__Text passage__.
----------
Designing Abroad: Cultural Considerations In Evidence-Based Design
Evidence-based design is driving best practices in the U.S., but can we expect similar outcomes when research conducted here is applied abroad? This is an important question to start answering given the large number of healthcare projects around the world being designed by American firms.
The Middle East is a region with particular interest in this discussion because of the current volume of projects in design and construction. The region’s cultures differ from the West in fundamental ways, yet Western models of healthcare planning and design are being embraced and replicated with little adaptation.
One example is in the concept of time. America has a monochronic concept of time in which we do one things in an orderly fashion and schedules are highly valued. However, people in polychronic cultures, such as the Arabic Middle East, tend to do multiple things at once and change plans often, valuing relationships over maintaining a strict schedule.
----------
Data extracted from a collection
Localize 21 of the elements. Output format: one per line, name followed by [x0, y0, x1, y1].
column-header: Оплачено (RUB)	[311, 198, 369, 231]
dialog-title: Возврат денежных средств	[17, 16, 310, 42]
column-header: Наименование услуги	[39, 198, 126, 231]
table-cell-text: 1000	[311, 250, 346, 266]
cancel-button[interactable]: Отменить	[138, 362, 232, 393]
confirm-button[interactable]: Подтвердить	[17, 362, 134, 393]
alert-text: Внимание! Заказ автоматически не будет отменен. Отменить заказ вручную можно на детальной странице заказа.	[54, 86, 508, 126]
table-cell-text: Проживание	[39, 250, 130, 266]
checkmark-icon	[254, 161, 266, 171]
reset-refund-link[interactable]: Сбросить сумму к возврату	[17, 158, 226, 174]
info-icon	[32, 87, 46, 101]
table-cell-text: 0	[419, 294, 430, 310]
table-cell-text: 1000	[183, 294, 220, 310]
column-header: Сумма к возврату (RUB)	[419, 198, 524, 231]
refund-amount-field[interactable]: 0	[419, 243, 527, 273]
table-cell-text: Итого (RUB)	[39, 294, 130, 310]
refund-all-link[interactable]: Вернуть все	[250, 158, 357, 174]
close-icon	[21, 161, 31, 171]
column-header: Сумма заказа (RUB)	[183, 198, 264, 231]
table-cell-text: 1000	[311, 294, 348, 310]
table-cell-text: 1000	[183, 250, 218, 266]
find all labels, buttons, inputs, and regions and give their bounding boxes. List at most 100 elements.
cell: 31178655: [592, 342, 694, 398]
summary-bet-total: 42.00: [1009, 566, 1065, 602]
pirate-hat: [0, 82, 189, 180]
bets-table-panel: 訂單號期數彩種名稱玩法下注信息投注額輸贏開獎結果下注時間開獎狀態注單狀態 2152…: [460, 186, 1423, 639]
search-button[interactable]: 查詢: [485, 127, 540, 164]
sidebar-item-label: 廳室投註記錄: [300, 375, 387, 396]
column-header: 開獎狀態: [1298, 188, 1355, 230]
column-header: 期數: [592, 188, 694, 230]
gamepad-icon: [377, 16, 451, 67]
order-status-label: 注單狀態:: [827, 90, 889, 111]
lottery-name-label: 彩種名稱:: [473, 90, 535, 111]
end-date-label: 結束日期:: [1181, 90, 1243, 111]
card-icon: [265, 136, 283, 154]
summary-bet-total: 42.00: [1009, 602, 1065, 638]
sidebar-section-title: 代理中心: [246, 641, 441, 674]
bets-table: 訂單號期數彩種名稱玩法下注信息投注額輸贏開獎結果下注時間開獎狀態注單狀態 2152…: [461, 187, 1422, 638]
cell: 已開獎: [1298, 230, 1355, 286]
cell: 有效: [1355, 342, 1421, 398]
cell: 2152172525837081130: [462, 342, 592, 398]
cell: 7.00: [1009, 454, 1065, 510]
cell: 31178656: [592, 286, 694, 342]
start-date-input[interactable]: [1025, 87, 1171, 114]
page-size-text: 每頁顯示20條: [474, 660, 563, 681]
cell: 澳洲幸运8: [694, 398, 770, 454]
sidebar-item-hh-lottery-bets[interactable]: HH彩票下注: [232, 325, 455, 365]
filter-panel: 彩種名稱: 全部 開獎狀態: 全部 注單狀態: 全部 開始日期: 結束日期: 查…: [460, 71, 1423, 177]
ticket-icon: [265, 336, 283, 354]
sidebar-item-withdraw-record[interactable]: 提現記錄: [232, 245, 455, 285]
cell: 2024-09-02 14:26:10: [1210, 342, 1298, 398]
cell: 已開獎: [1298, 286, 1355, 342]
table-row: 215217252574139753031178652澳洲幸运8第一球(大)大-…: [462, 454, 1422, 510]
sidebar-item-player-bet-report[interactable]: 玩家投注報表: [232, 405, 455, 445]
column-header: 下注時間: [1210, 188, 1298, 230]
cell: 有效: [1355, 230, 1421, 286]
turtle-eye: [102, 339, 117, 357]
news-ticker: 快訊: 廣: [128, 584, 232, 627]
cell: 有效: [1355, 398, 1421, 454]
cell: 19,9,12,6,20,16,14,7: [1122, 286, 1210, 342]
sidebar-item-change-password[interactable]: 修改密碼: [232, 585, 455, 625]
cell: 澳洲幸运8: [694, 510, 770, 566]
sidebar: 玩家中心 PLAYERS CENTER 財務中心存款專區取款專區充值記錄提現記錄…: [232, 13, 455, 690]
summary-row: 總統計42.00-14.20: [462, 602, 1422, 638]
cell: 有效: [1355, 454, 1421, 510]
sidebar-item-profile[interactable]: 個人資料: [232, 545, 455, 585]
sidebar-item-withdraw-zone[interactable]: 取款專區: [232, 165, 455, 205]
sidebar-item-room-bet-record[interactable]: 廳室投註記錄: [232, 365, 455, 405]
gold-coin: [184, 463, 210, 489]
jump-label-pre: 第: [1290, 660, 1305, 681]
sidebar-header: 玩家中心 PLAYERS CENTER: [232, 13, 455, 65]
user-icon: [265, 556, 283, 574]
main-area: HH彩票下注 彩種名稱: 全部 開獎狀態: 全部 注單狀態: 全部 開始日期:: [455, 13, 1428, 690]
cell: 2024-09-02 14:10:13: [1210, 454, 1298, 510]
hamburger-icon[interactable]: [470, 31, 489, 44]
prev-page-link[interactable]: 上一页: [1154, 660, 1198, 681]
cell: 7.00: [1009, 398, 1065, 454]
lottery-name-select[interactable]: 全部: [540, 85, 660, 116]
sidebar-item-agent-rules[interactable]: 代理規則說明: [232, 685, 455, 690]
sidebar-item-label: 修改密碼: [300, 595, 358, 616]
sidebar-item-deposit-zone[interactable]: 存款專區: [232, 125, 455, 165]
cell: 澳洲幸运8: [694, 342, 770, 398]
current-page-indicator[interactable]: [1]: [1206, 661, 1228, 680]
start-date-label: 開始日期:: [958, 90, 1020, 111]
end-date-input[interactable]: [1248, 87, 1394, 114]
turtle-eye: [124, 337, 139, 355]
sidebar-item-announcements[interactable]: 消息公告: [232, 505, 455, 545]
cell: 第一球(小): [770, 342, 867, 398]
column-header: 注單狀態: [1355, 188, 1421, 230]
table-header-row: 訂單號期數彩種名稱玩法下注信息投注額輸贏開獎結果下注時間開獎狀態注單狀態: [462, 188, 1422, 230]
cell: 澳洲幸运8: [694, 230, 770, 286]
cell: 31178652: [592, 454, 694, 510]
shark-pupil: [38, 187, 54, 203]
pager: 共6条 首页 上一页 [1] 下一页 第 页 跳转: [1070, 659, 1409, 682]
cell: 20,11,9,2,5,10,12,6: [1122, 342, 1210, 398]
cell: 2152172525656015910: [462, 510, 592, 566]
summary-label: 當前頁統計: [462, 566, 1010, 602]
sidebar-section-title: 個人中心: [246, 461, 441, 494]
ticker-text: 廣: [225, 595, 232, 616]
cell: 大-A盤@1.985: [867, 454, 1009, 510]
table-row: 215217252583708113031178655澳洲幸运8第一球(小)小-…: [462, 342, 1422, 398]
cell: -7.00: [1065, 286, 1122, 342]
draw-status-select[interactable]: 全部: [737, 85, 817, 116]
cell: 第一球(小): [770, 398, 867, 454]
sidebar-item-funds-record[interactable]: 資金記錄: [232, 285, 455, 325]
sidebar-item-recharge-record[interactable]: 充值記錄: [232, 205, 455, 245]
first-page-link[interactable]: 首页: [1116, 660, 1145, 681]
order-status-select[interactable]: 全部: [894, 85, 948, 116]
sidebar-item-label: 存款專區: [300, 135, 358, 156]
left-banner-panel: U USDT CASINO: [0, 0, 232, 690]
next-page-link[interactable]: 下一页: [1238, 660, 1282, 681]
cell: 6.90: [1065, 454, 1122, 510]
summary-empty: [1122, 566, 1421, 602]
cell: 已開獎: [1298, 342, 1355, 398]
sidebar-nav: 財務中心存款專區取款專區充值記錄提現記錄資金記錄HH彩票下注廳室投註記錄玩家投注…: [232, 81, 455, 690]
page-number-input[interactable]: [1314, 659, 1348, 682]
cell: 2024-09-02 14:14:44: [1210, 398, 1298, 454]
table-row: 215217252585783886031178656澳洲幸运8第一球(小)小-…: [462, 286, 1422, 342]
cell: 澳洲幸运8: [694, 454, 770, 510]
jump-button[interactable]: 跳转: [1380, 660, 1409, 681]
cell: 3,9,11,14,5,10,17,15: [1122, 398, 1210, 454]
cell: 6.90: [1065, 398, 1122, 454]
----------
__Check your understanding__.
**a.** Using the text on designing abroad above the items, decide whether each statement agrees with it: (i) Western models of healthcare planning and design are being heavily adapted in the Middle East; (ii) America has a monochronic concept of time; (iii) people in polychronic cultures place strict schedules ahead of relationships. Answer yes or no for each, quoting the deciding words.
**b.** According to the text on designing abroad above the items, why is the Middle East of particular interest in this discussion?

__Solutions to the exercise__.
**a.**
(i) No: "Western models of healthcare planning and design are being embraced and replicated with little adaptation."
(ii) Yes: "America has a monochronic concept of time"
(iii) No: "valuing relationships over maintaining a strict schedule"

**b.** Because of the current volume of projects in design and construction there.